Transcribe every item below verbatim, line for line.

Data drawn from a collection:

-------------------------

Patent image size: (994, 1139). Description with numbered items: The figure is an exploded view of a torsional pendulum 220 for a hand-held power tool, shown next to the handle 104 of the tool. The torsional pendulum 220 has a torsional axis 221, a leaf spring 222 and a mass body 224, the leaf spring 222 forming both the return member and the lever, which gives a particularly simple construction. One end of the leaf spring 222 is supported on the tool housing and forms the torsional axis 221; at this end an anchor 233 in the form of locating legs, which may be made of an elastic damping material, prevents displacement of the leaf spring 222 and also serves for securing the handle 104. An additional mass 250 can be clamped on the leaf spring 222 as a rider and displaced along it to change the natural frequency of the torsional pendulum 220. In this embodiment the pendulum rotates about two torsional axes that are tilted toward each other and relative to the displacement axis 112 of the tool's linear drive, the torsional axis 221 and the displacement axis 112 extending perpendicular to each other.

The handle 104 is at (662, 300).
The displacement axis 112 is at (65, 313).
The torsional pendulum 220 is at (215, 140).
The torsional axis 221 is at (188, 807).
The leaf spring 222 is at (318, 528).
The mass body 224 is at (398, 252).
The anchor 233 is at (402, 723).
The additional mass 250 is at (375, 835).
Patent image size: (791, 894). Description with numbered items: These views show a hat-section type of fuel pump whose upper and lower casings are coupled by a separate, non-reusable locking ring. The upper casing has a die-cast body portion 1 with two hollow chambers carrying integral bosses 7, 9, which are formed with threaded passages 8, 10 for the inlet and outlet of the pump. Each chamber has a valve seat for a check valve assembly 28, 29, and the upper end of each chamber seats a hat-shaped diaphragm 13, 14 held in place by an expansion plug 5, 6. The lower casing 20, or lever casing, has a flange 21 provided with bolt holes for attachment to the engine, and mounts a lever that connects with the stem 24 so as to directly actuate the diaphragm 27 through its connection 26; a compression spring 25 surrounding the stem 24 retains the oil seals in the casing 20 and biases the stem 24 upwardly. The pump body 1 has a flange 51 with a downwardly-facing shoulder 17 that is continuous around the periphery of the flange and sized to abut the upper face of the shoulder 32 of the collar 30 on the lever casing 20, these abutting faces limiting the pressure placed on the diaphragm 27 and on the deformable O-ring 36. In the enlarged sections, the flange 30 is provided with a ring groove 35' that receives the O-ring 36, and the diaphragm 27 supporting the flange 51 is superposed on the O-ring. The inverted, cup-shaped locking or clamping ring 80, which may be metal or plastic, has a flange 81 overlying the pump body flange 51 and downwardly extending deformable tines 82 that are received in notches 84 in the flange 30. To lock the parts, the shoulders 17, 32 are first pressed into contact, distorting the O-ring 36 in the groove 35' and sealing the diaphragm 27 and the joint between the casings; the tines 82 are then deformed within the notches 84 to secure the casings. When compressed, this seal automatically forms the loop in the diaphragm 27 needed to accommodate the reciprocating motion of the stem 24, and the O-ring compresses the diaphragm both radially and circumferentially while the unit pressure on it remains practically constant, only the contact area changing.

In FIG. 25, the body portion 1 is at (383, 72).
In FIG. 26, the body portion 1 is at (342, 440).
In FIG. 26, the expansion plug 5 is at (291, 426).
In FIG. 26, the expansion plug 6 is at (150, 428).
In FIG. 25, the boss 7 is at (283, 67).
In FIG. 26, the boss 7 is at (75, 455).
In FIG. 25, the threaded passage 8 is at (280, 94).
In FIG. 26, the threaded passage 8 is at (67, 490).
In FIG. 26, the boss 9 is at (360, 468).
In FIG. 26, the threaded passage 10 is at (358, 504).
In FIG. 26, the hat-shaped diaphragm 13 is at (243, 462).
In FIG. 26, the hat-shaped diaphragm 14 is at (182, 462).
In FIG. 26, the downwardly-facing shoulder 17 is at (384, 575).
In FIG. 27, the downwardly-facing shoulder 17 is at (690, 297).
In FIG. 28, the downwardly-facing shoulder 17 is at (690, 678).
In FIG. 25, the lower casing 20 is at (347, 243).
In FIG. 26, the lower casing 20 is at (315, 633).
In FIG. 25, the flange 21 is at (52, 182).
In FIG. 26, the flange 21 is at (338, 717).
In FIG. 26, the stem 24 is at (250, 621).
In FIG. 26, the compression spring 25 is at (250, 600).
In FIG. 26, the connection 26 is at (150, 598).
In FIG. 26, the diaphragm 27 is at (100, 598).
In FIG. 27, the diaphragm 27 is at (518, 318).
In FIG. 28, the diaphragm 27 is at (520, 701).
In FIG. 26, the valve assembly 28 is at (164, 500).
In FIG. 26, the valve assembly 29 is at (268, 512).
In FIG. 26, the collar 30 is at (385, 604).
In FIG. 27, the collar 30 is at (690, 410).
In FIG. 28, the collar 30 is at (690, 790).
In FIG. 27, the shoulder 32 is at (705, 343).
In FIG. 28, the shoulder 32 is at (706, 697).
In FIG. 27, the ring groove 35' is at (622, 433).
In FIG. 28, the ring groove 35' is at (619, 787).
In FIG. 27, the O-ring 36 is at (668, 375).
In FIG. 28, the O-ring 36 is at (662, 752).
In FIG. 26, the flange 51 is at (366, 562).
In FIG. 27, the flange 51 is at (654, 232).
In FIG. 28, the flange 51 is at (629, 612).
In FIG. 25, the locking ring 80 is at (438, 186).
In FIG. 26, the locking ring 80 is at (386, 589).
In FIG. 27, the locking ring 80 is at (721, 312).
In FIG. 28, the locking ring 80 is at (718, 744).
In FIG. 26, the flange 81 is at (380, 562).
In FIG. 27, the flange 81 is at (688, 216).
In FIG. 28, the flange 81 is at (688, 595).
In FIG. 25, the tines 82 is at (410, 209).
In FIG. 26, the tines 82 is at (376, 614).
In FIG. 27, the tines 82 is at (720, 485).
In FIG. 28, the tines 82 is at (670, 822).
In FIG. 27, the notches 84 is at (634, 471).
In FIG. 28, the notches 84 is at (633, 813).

-------------------------

* **EXERCISE OUTPUT**
Patent image size: (994, 1139). Description with numbered items: The figure is an exploded view of a torsional pendulum 220 for a hand-held power tool, shown next to the handle 104 of the tool. The torsional pendulum 220 has a torsional axis 221, a leaf spring 222 and a mass body 224, the leaf spring 222 forming both the return member and the lever, which gives a particularly simple construction. One end of the leaf spring 222 is supported on the tool housing and forms the torsional axis 221; at this end an anchor 233 in the form of locating legs, which may be made of an elastic damping material, prevents displacement of the leaf spring 222 and also serves for securing the handle 104. An additional mass 250 can be clamped on the leaf spring 222 as a rider and displaced along it to change the natural frequency of the torsional pendulum 220. In this embodiment the pendulum rotates about two torsional axes that are tilted toward each other and relative to the displacement axis 112 of the tool's linear drive, the torsional axis 221 and the displacement axis 112 extending perpendicular to each other.

The handle 104 is at (662, 300).
The displacement axis 112 is at (65, 313).
The torsional pendulum 220 is at (215, 140).
The torsional axis 221 is at (188, 807).
The leaf spring 222 is at (318, 528).
The mass body 224 is at (398, 252).
The anchor 233 is at (402, 723).
The additional mass 250 is at (375, 835).
Patent image size: (791, 894). Description with numbered items: These views show a hat-section type of fuel pump whose upper and lower casings are coupled by a separate, non-reusable locking ring. The upper casing has a die-cast body portion 1 with two hollow chambers carrying integral bosses 7, 9, which are formed with threaded passages 8, 10 for the inlet and outlet of the pump. Each chamber has a valve seat for a check valve assembly 28, 29, and the upper end of each chamber seats a hat-shaped diaphragm 13, 14 held in place by an expansion plug 5, 6. The lower casing 20, or lever casing, has a flange 21 provided with bolt holes for attachment to the engine, and mounts a lever that connects with the stem 24 so as to directly actuate the diaphragm 27 through its connection 26; a compression spring 25 surrounding the stem 24 retains the oil seals in the casing 20 and biases the stem 24 upwardly. The pump body 1 has a flange 51 with a downwardly-facing shoulder 17 that is continuous around the periphery of the flange and sized to abut the upper face of the shoulder 32 of the collar 30 on the lever casing 20, these abutting faces limiting the pressure placed on the diaphragm 27 and on the deformable O-ring 36. In the enlarged sections, the flange 30 is provided with a ring groove 35' that receives the O-ring 36, and the diaphragm 27 supporting the flange 51 is superposed on the O-ring. The inverted, cup-shaped locking or clamping ring 80, which may be metal or plastic, has a flange 81 overlying the pump body flange 51 and downwardly extending deformable tines 82 that are received in notches 84 in the flange 30. To lock the parts, the shoulders 17, 32 are first pressed into contact, distorting the O-ring 36 in the groove 35' and sealing the diaphragm 27 and the joint between the casings; the tines 82 are then deformed within the notches 84 to secure the casings. When compressed, this seal automatically forms the loop in the diaphragm 27 needed to accommodate the reciprocating motion of the stem 24, and the O-ring compresses the diaphragm both radially and circumferentially while the unit pressure on it remains practically constant, only the contact area changing.

In FIG. 25, the body portion 1 is at (383, 72).
In FIG. 26, the body portion 1 is at (342, 440).
In FIG. 26, the expansion plug 5 is at (291, 426).
In FIG. 26, the expansion plug 6 is at (150, 428).
In FIG. 25, the boss 7 is at (283, 67).
In FIG. 26, the boss 7 is at (75, 455).
In FIG. 25, the threaded passage 8 is at (280, 94).
In FIG. 26, the threaded passage 8 is at (67, 490).
In FIG. 26, the boss 9 is at (360, 468).
In FIG. 26, the threaded passage 10 is at (358, 504).
In FIG. 26, the hat-shaped diaphragm 13 is at (243, 462).
In FIG. 26, the hat-shaped diaphragm 14 is at (182, 462).
In FIG. 26, the downwardly-facing shoulder 17 is at (384, 575).
In FIG. 27, the downwardly-facing shoulder 17 is at (690, 297).
In FIG. 28, the downwardly-facing shoulder 17 is at (690, 678).
In FIG. 25, the lower casing 20 is at (347, 243).
In FIG. 26, the lower casing 20 is at (315, 633).
In FIG. 25, the flange 21 is at (52, 182).
In FIG. 26, the flange 21 is at (338, 717).
In FIG. 26, the stem 24 is at (250, 621).
In FIG. 26, the compression spring 25 is at (250, 600).
In FIG. 26, the connection 26 is at (150, 598).
In FIG. 26, the diaphragm 27 is at (100, 598).
In FIG. 27, the diaphragm 27 is at (518, 318).
In FIG. 28, the diaphragm 27 is at (520, 701).
In FIG. 26, the valve assembly 28 is at (164, 500).
In FIG. 26, the valve assembly 29 is at (268, 512).
In FIG. 26, the collar 30 is at (385, 604).
In FIG. 27, the collar 30 is at (690, 410).
In FIG. 28, the collar 30 is at (690, 790).
In FIG. 27, the shoulder 32 is at (705, 343).
In FIG. 28, the shoulder 32 is at (706, 697).
In FIG. 27, the ring groove 35' is at (622, 433).
In FIG. 28, the ring groove 35' is at (619, 787).
In FIG. 27, the O-ring 36 is at (668, 375).
In FIG. 28, the O-ring 36 is at (662, 752).
In FIG. 26, the flange 51 is at (366, 562).
In FIG. 27, the flange 51 is at (654, 232).
In FIG. 28, the flange 51 is at (629, 612).
In FIG. 25, the locking ring 80 is at (438, 186).
In FIG. 26, the locking ring 80 is at (386, 589).
In FIG. 27, the locking ring 80 is at (721, 312).
In FIG. 28, the locking ring 80 is at (718, 744).
In FIG. 26, the flange 81 is at (380, 562).
In FIG. 27, the flange 81 is at (688, 216).
In FIG. 28, the flange 81 is at (688, 595).
In FIG. 25, the tines 82 is at (410, 209).
In FIG. 26, the tines 82 is at (376, 614).
In FIG. 27, the tines 82 is at (720, 485).
In FIG. 28, the tines 82 is at (670, 822).
In FIG. 27, the notches 84 is at (634, 471).
In FIG. 28, the notches 84 is at (633, 813).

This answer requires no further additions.